Filter the data below for the string "document" and copy each matching line.
# start of Records to use
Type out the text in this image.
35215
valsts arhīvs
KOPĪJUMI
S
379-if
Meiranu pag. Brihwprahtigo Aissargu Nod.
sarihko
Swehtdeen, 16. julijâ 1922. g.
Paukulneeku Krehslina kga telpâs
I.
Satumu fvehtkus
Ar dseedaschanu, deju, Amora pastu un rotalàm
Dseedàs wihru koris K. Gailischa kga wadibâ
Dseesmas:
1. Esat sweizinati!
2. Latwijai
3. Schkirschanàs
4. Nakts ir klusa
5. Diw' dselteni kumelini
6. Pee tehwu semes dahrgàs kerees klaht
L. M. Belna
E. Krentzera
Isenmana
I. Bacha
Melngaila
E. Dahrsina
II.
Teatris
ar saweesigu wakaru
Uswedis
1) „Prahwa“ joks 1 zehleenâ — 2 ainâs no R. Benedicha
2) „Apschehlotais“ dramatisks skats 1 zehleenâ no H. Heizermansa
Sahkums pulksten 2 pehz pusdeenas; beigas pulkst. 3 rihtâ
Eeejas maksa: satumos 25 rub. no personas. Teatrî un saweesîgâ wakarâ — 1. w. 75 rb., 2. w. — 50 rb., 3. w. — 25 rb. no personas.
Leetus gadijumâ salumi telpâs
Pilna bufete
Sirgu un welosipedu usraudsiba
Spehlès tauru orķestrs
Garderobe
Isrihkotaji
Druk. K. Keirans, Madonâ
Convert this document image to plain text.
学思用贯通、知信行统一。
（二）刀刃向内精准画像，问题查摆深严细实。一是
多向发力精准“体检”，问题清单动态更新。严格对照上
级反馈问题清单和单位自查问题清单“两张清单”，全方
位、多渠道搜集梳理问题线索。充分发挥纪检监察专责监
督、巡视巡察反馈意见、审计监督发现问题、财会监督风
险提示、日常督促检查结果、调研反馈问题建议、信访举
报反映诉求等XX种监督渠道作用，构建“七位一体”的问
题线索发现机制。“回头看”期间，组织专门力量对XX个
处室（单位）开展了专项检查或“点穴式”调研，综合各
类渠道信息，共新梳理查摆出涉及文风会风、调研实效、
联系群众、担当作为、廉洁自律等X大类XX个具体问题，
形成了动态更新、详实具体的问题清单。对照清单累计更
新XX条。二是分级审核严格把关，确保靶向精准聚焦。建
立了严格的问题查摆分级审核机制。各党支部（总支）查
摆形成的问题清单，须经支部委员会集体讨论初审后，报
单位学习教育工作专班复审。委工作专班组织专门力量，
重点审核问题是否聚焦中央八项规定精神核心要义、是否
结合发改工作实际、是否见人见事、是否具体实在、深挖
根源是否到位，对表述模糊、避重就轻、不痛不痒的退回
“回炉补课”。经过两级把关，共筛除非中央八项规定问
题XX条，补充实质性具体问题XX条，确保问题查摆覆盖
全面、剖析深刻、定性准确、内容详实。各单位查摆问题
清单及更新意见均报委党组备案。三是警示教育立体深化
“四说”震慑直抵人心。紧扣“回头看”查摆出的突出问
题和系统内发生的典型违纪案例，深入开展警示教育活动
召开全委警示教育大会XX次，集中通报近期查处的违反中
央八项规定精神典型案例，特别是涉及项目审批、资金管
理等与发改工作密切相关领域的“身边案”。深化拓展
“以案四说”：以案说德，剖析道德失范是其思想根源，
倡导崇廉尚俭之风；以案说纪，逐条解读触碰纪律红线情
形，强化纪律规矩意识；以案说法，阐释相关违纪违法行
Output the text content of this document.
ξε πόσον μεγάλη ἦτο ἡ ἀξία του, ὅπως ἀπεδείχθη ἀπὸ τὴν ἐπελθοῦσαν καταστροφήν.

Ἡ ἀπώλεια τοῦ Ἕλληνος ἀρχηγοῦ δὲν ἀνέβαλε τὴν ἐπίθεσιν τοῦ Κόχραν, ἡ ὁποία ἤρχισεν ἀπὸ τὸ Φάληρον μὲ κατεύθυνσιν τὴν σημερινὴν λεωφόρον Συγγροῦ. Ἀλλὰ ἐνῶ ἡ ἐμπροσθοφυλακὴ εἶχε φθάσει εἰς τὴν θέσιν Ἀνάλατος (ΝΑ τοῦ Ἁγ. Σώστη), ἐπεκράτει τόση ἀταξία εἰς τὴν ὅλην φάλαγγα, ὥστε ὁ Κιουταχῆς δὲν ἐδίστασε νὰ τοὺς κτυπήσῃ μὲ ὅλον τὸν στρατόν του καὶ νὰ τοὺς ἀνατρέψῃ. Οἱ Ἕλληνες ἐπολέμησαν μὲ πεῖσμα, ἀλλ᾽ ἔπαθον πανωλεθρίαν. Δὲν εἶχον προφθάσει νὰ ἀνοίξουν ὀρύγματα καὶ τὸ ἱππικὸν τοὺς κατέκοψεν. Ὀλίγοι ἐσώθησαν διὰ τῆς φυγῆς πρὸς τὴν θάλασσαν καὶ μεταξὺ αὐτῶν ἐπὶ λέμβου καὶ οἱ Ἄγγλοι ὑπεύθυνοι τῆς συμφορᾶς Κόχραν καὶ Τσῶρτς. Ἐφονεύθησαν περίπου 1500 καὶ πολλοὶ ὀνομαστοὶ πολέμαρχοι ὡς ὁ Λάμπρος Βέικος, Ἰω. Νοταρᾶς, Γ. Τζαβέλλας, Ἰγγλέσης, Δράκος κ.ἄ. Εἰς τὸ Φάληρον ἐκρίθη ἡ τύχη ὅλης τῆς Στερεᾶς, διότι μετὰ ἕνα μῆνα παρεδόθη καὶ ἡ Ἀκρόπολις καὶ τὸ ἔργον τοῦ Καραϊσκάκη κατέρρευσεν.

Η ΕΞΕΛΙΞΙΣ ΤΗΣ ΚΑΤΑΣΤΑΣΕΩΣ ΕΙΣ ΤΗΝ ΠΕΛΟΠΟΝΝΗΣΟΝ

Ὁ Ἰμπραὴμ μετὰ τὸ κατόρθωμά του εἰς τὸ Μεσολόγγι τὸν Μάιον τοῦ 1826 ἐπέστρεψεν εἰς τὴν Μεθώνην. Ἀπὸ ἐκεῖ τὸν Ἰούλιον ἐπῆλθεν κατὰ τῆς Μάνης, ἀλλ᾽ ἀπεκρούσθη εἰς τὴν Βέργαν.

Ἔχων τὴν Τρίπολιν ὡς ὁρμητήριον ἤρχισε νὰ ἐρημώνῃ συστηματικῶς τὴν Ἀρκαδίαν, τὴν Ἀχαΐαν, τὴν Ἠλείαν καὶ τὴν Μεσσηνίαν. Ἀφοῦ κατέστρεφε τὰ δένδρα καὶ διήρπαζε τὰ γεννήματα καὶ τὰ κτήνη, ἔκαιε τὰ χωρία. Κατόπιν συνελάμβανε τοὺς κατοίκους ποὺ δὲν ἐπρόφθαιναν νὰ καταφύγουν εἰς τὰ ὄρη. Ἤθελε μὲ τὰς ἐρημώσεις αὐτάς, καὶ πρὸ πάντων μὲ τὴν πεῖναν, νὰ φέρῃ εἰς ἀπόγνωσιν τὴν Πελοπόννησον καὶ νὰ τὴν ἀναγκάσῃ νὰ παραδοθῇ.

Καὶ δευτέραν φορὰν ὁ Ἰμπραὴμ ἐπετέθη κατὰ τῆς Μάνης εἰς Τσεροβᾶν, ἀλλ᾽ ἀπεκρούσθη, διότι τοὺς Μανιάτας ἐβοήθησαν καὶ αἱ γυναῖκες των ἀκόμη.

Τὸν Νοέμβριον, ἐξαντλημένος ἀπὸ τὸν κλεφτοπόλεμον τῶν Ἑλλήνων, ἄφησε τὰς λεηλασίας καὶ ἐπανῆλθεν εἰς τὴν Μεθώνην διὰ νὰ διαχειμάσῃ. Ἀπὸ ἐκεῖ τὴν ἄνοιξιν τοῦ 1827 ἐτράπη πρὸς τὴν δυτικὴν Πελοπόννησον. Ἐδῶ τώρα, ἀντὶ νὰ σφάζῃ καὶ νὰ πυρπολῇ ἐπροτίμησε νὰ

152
# end of Records to use
*Full answer*
Convert this document image to plain text.
Output the text content of this document.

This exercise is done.